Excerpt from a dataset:

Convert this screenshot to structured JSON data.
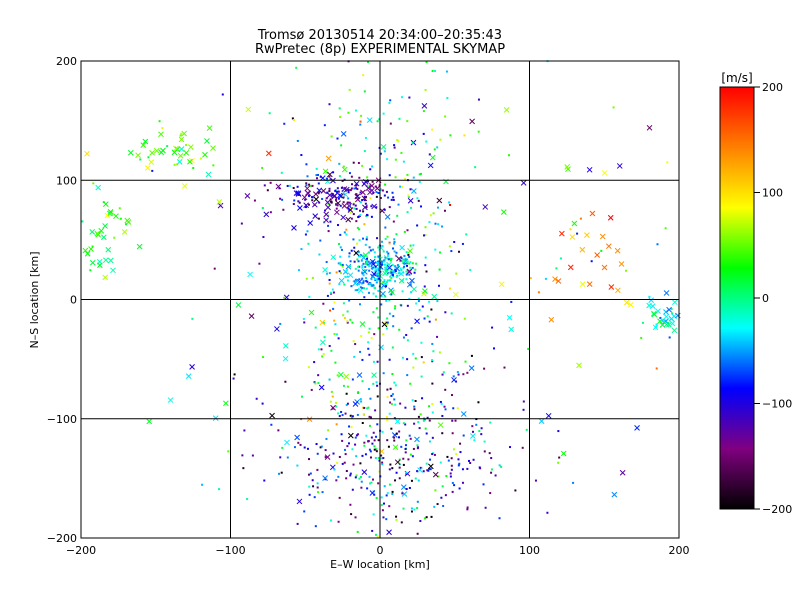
{
  "chart_data": {
    "type": "scatter",
    "title": "Tromsø 20130514 20:34:00–20:35:43",
    "subtitle": "RwPretec (8p) EXPERIMENTAL SKYMAP",
    "xlabel": "E–W location [km]",
    "ylabel": "N–S location [km]",
    "xlim": [
      -200,
      200
    ],
    "ylim": [
      -200,
      200
    ],
    "xticks": [
      -200,
      -100,
      0,
      100,
      200
    ],
    "yticks": [
      -200,
      -100,
      0,
      100,
      200
    ],
    "grid": true,
    "colorbar": {
      "label": "[m/s]",
      "range": [
        -200,
        200
      ],
      "ticks": [
        200,
        100,
        0,
        -100,
        -200
      ],
      "colors": [
        "#000000",
        "#800080",
        "#0000ff",
        "#00ffff",
        "#00ff00",
        "#ffff00",
        "#ff8000",
        "#ff0000"
      ]
    },
    "marker_types": [
      "dot",
      "cross"
    ]
  }
}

> [Exercise directions] Each line in the records above should be reproduced exactly; images are not copied.

> [The completed task]
Convert this screenshot to structured JSON data.
{
  "chart_data": {
    "type": "scatter",
    "title": "Tromsø 20130514 20:34:00–20:35:43",
    "subtitle": "RwPretec (8p) EXPERIMENTAL SKYMAP",
    "xlabel": "E–W location [km]",
    "ylabel": "N–S location [km]",
    "xlim": [
      -200,
      200
    ],
    "ylim": [
      -200,
      200
    ],
    "xticks": [
      -200,
      -100,
      0,
      100,
      200
    ],
    "yticks": [
      -200,
      -100,
      0,
      100,
      200
    ],
    "grid": true,
    "colorbar": {
      "label": "[m/s]",
      "range": [
        -200,
        200
      ],
      "ticks": [
        200,
        100,
        0,
        -100,
        -200
      ],
      "colors": [
        "#000000",
        "#800080",
        "#0000ff",
        "#00ffff",
        "#00ff00",
        "#ffff00",
        "#ff8000",
        "#ff0000"
      ]
    },
    "marker_types": [
      "dot",
      "cross"
    ]
  }
}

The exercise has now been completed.